* _Short problem_: Reproduce the records below exactly as given.

─── Given information ───

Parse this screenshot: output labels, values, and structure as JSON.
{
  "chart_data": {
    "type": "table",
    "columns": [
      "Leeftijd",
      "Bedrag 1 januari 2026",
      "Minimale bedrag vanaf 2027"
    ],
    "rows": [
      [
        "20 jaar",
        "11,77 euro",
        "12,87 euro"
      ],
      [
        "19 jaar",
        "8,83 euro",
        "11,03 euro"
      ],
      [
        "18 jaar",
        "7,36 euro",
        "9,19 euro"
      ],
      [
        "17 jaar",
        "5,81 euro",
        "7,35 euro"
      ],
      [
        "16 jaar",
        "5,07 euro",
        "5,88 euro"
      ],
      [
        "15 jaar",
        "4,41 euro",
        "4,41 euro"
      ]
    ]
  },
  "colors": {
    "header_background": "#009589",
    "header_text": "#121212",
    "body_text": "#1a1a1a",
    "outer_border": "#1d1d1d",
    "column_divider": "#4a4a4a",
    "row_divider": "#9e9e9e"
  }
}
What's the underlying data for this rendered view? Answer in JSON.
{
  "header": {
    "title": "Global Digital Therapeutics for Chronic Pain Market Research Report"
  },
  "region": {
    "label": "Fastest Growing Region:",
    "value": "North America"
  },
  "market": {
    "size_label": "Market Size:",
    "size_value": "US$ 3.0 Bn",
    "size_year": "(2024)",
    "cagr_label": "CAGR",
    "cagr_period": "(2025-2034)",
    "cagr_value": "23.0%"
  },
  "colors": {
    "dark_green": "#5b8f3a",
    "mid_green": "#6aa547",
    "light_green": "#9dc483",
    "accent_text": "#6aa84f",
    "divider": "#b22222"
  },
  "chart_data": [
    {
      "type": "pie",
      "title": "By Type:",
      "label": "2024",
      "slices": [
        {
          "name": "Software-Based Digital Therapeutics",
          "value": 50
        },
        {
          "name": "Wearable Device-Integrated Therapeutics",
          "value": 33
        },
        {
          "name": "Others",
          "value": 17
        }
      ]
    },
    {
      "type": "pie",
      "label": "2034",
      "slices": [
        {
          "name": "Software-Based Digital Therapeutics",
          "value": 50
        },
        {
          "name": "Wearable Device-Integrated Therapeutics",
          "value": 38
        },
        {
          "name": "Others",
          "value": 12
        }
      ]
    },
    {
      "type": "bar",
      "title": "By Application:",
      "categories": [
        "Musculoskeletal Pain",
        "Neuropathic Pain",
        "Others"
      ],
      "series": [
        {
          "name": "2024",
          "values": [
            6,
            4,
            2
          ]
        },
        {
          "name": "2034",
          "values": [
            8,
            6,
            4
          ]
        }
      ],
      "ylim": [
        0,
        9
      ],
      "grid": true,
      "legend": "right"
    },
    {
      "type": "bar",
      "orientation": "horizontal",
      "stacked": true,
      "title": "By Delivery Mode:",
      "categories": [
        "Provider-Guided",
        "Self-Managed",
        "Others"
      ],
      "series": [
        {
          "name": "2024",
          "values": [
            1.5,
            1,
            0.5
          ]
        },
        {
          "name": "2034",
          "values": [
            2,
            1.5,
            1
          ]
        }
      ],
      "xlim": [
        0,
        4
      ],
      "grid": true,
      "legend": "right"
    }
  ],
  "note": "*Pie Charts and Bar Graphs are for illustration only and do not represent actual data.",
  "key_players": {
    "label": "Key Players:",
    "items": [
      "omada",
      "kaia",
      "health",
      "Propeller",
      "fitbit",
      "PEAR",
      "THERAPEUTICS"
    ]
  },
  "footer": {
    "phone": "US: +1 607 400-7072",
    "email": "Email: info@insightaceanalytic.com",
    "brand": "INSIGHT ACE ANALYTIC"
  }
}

───

* _Complete output_:
Parse this screenshot: output labels, values, and structure as JSON.
{
  "chart_data": {
    "type": "table",
    "columns": [
      "Leeftijd",
      "Bedrag 1 januari 2026",
      "Minimale bedrag vanaf 2027"
    ],
    "rows": [
      [
        "20 jaar",
        "11,77 euro",
        "12,87 euro"
      ],
      [
        "19 jaar",
        "8,83 euro",
        "11,03 euro"
      ],
      [
        "18 jaar",
        "7,36 euro",
        "9,19 euro"
      ],
      [
        "17 jaar",
        "5,81 euro",
        "7,35 euro"
      ],
      [
        "16 jaar",
        "5,07 euro",
        "5,88 euro"
      ],
      [
        "15 jaar",
        "4,41 euro",
        "4,41 euro"
      ]
    ]
  },
  "colors": {
    "header_background": "#009589",
    "header_text": "#121212",
    "body_text": "#1a1a1a",
    "outer_border": "#1d1d1d",
    "column_divider": "#4a4a4a",
    "row_divider": "#9e9e9e"
  }
}
What's the underlying data for this rendered view? Answer in JSON.
{
  "header": {
    "title": "Global Digital Therapeutics for Chronic Pain Market Research Report"
  },
  "region": {
    "label": "Fastest Growing Region:",
    "value": "North America"
  },
  "market": {
    "size_label": "Market Size:",
    "size_value": "US$ 3.0 Bn",
    "size_year": "(2024)",
    "cagr_label": "CAGR",
    "cagr_period": "(2025-2034)",
    "cagr_value": "23.0%"
  },
  "colors": {
    "dark_green": "#5b8f3a",
    "mid_green": "#6aa547",
    "light_green": "#9dc483",
    "accent_text": "#6aa84f",
    "divider": "#b22222"
  },
  "chart_data": [
    {
      "type": "pie",
      "title": "By Type:",
      "label": "2024",
      "slices": [
        {
          "name": "Software-Based Digital Therapeutics",
          "value": 50
        },
        {
          "name": "Wearable Device-Integrated Therapeutics",
          "value": 33
        },
        {
          "name": "Others",
          "value": 17
        }
      ]
    },
    {
      "type": "pie",
      "label": "2034",
      "slices": [
        {
          "name": "Software-Based Digital Therapeutics",
          "value": 50
        },
        {
          "name": "Wearable Device-Integrated Therapeutics",
          "value": 38
        },
        {
          "name": "Others",
          "value": 12
        }
      ]
    },
    {
      "type": "bar",
      "title": "By Application:",
      "categories": [
        "Musculoskeletal Pain",
        "Neuropathic Pain",
        "Others"
      ],
      "series": [
        {
          "name": "2024",
          "values": [
            6,
            4,
            2
          ]
        },
        {
          "name": "2034",
          "values": [
            8,
            6,
            4
          ]
        }
      ],
      "ylim": [
        0,
        9
      ],
      "grid": true,
      "legend": "right"
    },
    {
      "type": "bar",
      "orientation": "horizontal",
      "stacked": true,
      "title": "By Delivery Mode:",
      "categories": [
        "Provider-Guided",
        "Self-Managed",
        "Others"
      ],
      "series": [
        {
          "name": "2024",
          "values": [
            1.5,
            1,
            0.5
          ]
        },
        {
          "name": "2034",
          "values": [
            2,
            1.5,
            1
          ]
        }
      ],
      "xlim": [
        0,
        4
      ],
      "grid": true,
      "legend": "right"
    }
  ],
  "note": "*Pie Charts and Bar Graphs are for illustration only and do not represent actual data.",
  "key_players": {
    "label": "Key Players:",
    "items": [
      "omada",
      "kaia",
      "health",
      "Propeller",
      "fitbit",
      "PEAR",
      "THERAPEUTICS"
    ]
  },
  "footer": {
    "phone": "US: +1 607 400-7072",
    "email": "Email: info@insightaceanalytic.com",
    "brand": "INSIGHT ACE ANALYTIC"
  }
}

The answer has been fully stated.